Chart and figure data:
***

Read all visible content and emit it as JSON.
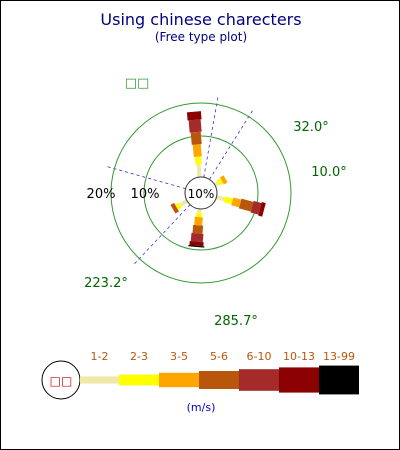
{
  "chart_data": {
    "type": "windrose",
    "title": "Using chinese charecters",
    "subtitle": "(Free type plot)",
    "center_label": "10%",
    "ring_labels": [
      "10%",
      "20%"
    ],
    "ring_values": [
      10,
      20
    ],
    "direction_labels": [
      {
        "angle": 32.0,
        "text": "32.0°"
      },
      {
        "angle": 10.0,
        "text": "10.0°"
      },
      {
        "angle": 223.2,
        "text": "223.2°"
      },
      {
        "angle": 285.7,
        "text": "285.7°"
      }
    ],
    "legend_mark": "□□",
    "calm_mark": "□□",
    "units": "(m/s)",
    "bins": [
      "1-2",
      "2-3",
      "3-5",
      "5-6",
      "6-10",
      "10-13",
      "13-99"
    ],
    "colors": {
      "bins": [
        "#eee8aa",
        "#ffff00",
        "#ffa500",
        "#b8570b",
        "#a52a2a",
        "#8b0000",
        "#000000"
      ],
      "grid": "#339933",
      "spoke": "#3333cc",
      "direction_label": "#006600",
      "title": "#000080",
      "bin_label": "#b8570b",
      "units_label": "#0000cc",
      "mark": "#cc0000"
    },
    "series": [
      {
        "direction": 105,
        "values": [
          2,
          2,
          2,
          3,
          2,
          1,
          0
        ]
      },
      {
        "direction": 355,
        "values": [
          3,
          2,
          3,
          3,
          3,
          2,
          0
        ]
      },
      {
        "direction": 60,
        "values": [
          1,
          1,
          1,
          0,
          0,
          0,
          0
        ]
      },
      {
        "direction": 185,
        "values": [
          1,
          1,
          2,
          2,
          2,
          1,
          0.3
        ]
      },
      {
        "direction": 240,
        "values": [
          2,
          1,
          0,
          1,
          0,
          0,
          0
        ]
      }
    ]
  }
}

***

Copy out all of the material exactly as written, without its pictures.

- **SOLUTION TO THE EXERCISE**
Read all visible content and emit it as JSON.
{
  "chart_data": {
    "type": "windrose",
    "title": "Using chinese charecters",
    "subtitle": "(Free type plot)",
    "center_label": "10%",
    "ring_labels": [
      "10%",
      "20%"
    ],
    "ring_values": [
      10,
      20
    ],
    "direction_labels": [
      {
        "angle": 32.0,
        "text": "32.0°"
      },
      {
        "angle": 10.0,
        "text": "10.0°"
      },
      {
        "angle": 223.2,
        "text": "223.2°"
      },
      {
        "angle": 285.7,
        "text": "285.7°"
      }
    ],
    "legend_mark": "□□",
    "calm_mark": "□□",
    "units": "(m/s)",
    "bins": [
      "1-2",
      "2-3",
      "3-5",
      "5-6",
      "6-10",
      "10-13",
      "13-99"
    ],
    "colors": {
      "bins": [
        "#eee8aa",
        "#ffff00",
        "#ffa500",
        "#b8570b",
        "#a52a2a",
        "#8b0000",
        "#000000"
      ],
      "grid": "#339933",
      "spoke": "#3333cc",
      "direction_label": "#006600",
      "title": "#000080",
      "bin_label": "#b8570b",
      "units_label": "#0000cc",
      "mark": "#cc0000"
    },
    "series": [
      {
        "direction": 105,
        "values": [
          2,
          2,
          2,
          3,
          2,
          1,
          0
        ]
      },
      {
        "direction": 355,
        "values": [
          3,
          2,
          3,
          3,
          3,
          2,
          0
        ]
      },
      {
        "direction": 60,
        "values": [
          1,
          1,
          1,
          0,
          0,
          0,
          0
        ]
      },
      {
        "direction": 185,
        "values": [
          1,
          1,
          2,
          2,
          2,
          1,
          0.3
        ]
      },
      {
        "direction": 240,
        "values": [
          2,
          1,
          0,
          1,
          0,
          0,
          0
        ]
      }
    ]
  }
}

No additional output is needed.